Input:
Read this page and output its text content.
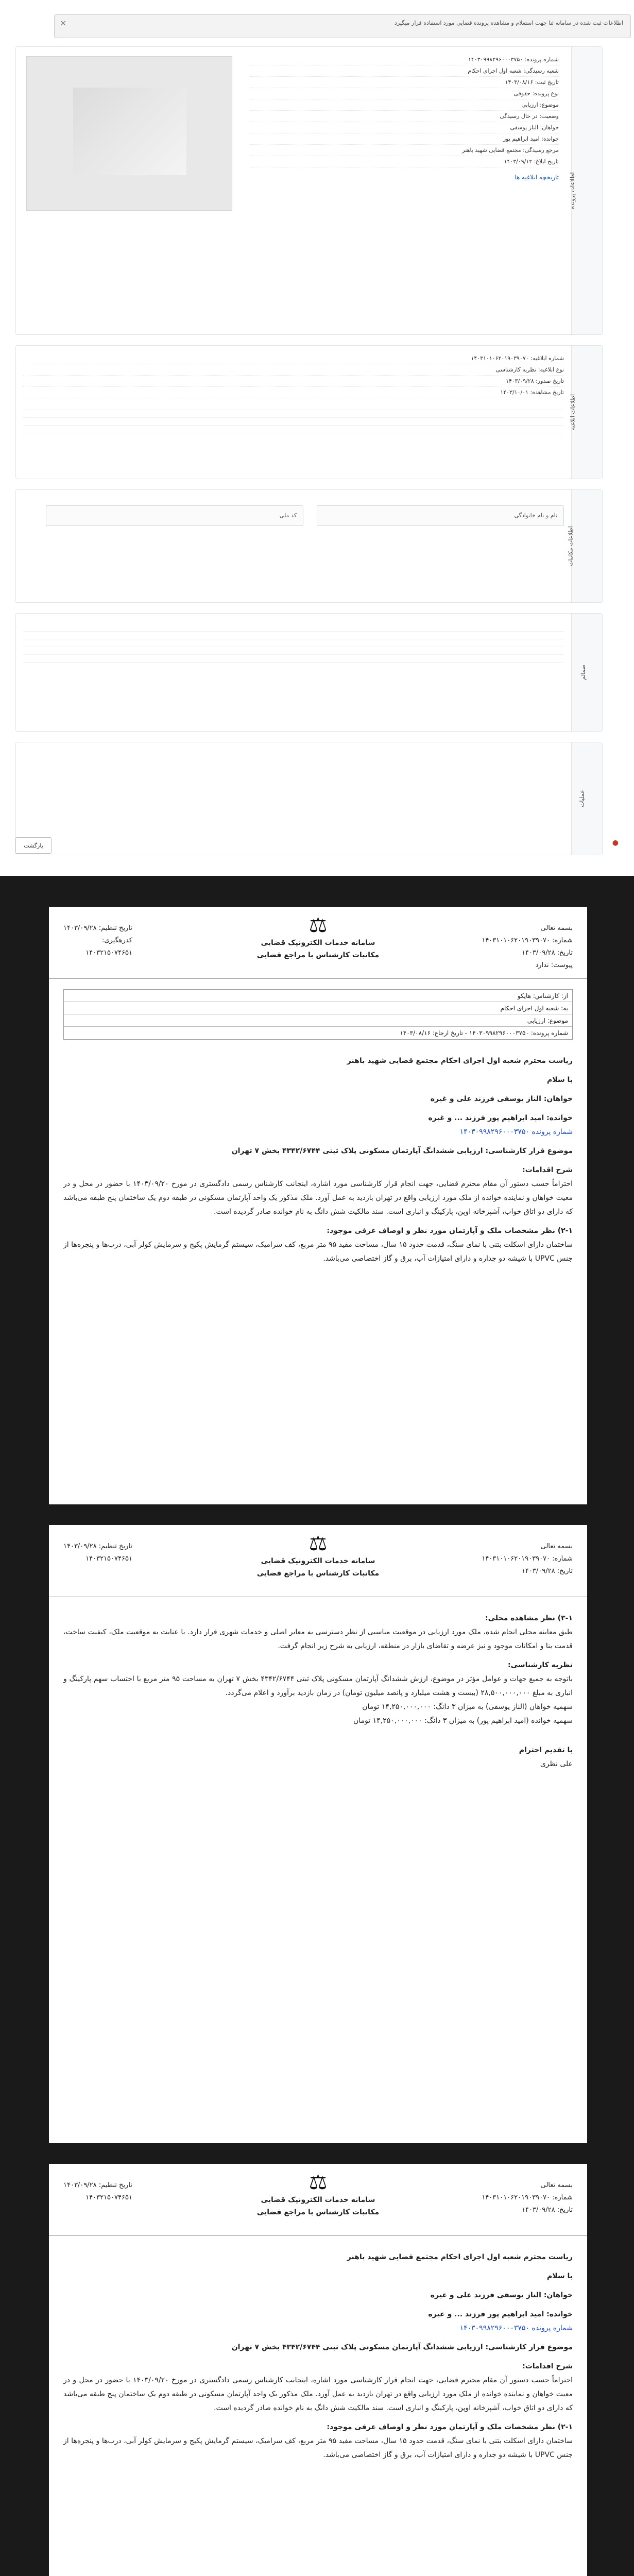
اطلاعات ثبت شده در سامانه ثنا جهت استعلام و مشاهده پرونده قضایی مورد استفاده قرار میگیرد
×
اطلاعات پرونده
شماره پرونده: ۱۴۰۳۰۹۹۸۲۹۶۰۰۰۳۷۵۰
شعبه رسیدگی: شعبه اول اجرای احکام
تاریخ ثبت: ۱۴۰۳/۰۸/۱۶
نوع پرونده: حقوقی
موضوع: ارزیابی
وضعیت: در حال رسیدگی
خواهان: الناز یوسفی
خوانده: امید ابراهیم پور
مرجع رسیدگی: مجتمع قضایی شهید باهنر
تاریخ ابلاغ: ۱۴۰۳/۰۹/۱۲
تاریخچه ابلاغیه ها
اطلاعات ابلاغیه
شماره ابلاغیه: ۱۴۰۳۱۰۱۰۶۲۰۱۹۰۳۹۰۷۰
نوع ابلاغیه: نظریه کارشناسی
تاریخ صدور: ۱۴۰۳/۰۹/۲۸
تاریخ مشاهده: ۱۴۰۳/۱۰/۰۱
اطلاعات مکاتبات
نام و نام خانوادگی
کد ملی
ضمائم
عملیات
●
بازگشت
بسمه تعالی
شماره: ۱۴۰۳۱۰۱۰۶۲۰۱۹۰۳۹۰۷۰
تاریخ: ۱۴۰۳/۰۹/۲۸
پیوست: ندارد
⚖
سامانه خدمات الکترونیک قضایی
مکاتبات کارشناس با مراجع قضایی
تاریخ تنظیم: ۱۴۰۳/۰۹/۲۸
کدرهگیری:
۱۴۰۳۲۱۵۰۷۴۶۵۱
از: کارشناس: هایکو
به: شعبه اول اجرای احکام
موضوع: ارزیابی
شماره پرونده: ۱۴۰۳۰۹۹۸۲۹۶۰۰۰۳۷۵۰ - تاریخ ارجاع: ۱۴۰۳/۰۸/۱۶
ریاست محترم شعبه اول اجرای احکام مجتمع قضایی شهید باهنر
با سلام
خواهان: الناز یوسفی فرزند علی و غیره
خوانده: امید ابراهیم پور فرزند ... و غیره
شماره پرونده ۱۴۰۳۰۹۹۸۲۹۶۰۰۰۳۷۵۰
موضوع قرار کارشناسی: ارزیابی ششدانگ آپارتمان مسکونی پلاک ثبتی ۴۳۴۲/۶۷۴۴ بخش ۷ تهران
شرح اقدامات:
احتراماً حسب دستور آن مقام محترم قضایی، جهت انجام قرار کارشناسی مورد اشاره، اینجانب کارشناس رسمی دادگستری در مورخ ۱۴۰۳/۰۹/۲۰ با حضور در محل و در معیت خواهان و نماینده خوانده از ملک مورد ارزیابی واقع در تهران بازدید به عمل آورد. ملک مذکور یک واحد آپارتمان مسکونی در طبقه دوم یک ساختمان پنج طبقه می‌باشد که دارای دو اتاق خواب، آشپزخانه اوپن، پارکینگ و انباری است. سند مالکیت شش دانگ به نام خوانده صادر گردیده است.
۲-۱) نظر مشخصات ملک و آپارتمان مورد نظر و اوصاف عرفی موجود:
ساختمان دارای اسکلت بتنی با نمای سنگ، قدمت حدود ۱۵ سال، مساحت مفید ۹۵ متر مربع، کف سرامیک، سیستم گرمایش پکیج و سرمایش کولر آبی، درب‌ها و پنجره‌ها از جنس UPVC با شیشه دو جداره و دارای امتیازات آب، برق و گاز اختصاصی می‌باشد.
بسمه تعالی
شماره: ۱۴۰۳۱۰۱۰۶۲۰۱۹۰۳۹۰۷۰
تاریخ: ۱۴۰۳/۰۹/۲۸
⚖
سامانه خدمات الکترونیک قضایی
مکاتبات کارشناس با مراجع قضایی
تاریخ تنظیم: ۱۴۰۳/۰۹/۲۸
۱۴۰۳۲۱۵۰۷۴۶۵۱
۳-۱) نظر مشاهده محلی:
طبق معاینه محلی انجام شده، ملک مورد ارزیابی در موقعیت مناسبی از نظر دسترسی به معابر اصلی و خدمات شهری قرار دارد. با عنایت به موقعیت ملک، کیفیت ساخت، قدمت بنا و امکانات موجود و نیز عرضه و تقاضای بازار در منطقه، ارزیابی به شرح زیر انجام گرفت.
نظریه کارشناسی:
باتوجه به جمیع جهات و عوامل مؤثر در موضوع، ارزش ششدانگ آپارتمان مسکونی پلاک ثبتی ۴۳۴۲/۶۷۴۴ بخش ۷ تهران به مساحت ۹۵ متر مربع با احتساب سهم پارکینگ و انباری به مبلغ ۲۸,۵۰۰,۰۰۰,۰۰۰ (بیست و هشت میلیارد و پانصد میلیون تومان) در زمان بازدید برآورد و اعلام می‌گردد.
سهمیه خواهان (الناز یوسفی) به میزان ۳ دانگ: ۱۴,۲۵۰,۰۰۰,۰۰۰ تومان
سهمیه خوانده (امید ابراهیم پور) به میزان ۳ دانگ: ۱۴,۲۵۰,۰۰۰,۰۰۰ تومان
با تقدیم احترام
علی نظری
بسمه تعالی
شماره: ۱۴۰۳۱۰۱۰۶۲۰۱۹۰۳۹۰۷۰
تاریخ: ۱۴۰۳/۰۹/۲۸
⚖
سامانه خدمات الکترونیک قضایی
مکاتبات کارشناس با مراجع قضایی
تاریخ تنظیم: ۱۴۰۳/۰۹/۲۸
۱۴۰۳۲۱۵۰۷۴۶۵۱
ریاست محترم شعبه اول اجرای احکام مجتمع قضایی شهید باهنر
با سلام
خواهان: الناز یوسفی فرزند علی و غیره
خوانده: امید ابراهیم پور فرزند ... و غیره
شماره پرونده ۱۴۰۳۰۹۹۸۲۹۶۰۰۰۳۷۵۰
موضوع قرار کارشناسی: ارزیابی ششدانگ آپارتمان مسکونی پلاک ثبتی ۴۳۴۲/۶۷۴۴ بخش ۷ تهران
شرح اقدامات:
احتراماً حسب دستور آن مقام محترم قضایی، جهت انجام قرار کارشناسی مورد اشاره، اینجانب کارشناس رسمی دادگستری در مورخ ۱۴۰۳/۰۹/۲۰ با حضور در محل و در معیت خواهان و نماینده خوانده از ملک مورد ارزیابی واقع در تهران بازدید به عمل آورد. ملک مذکور یک واحد آپارتمان مسکونی در طبقه دوم یک ساختمان پنج طبقه می‌باشد که دارای دو اتاق خواب، آشپزخانه اوپن، پارکینگ و انباری است. سند مالکیت شش دانگ به نام خوانده صادر گردیده است.
۲-۱) نظر مشخصات ملک و آپارتمان مورد نظر و اوصاف عرفی موجود:
ساختمان دارای اسکلت بتنی با نمای سنگ، قدمت حدود ۱۵ سال، مساحت مفید ۹۵ متر مربع، کف سرامیک، سیستم گرمایش پکیج و سرمایش کولر آبی، درب‌ها و پنجره‌ها از جنس UPVC با شیشه دو جداره و دارای امتیازات آب، برق و گاز اختصاصی می‌باشد.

Direction: For the string "مشاهده", count the lines of the entries above that include it; answer with the number only.

Result: 3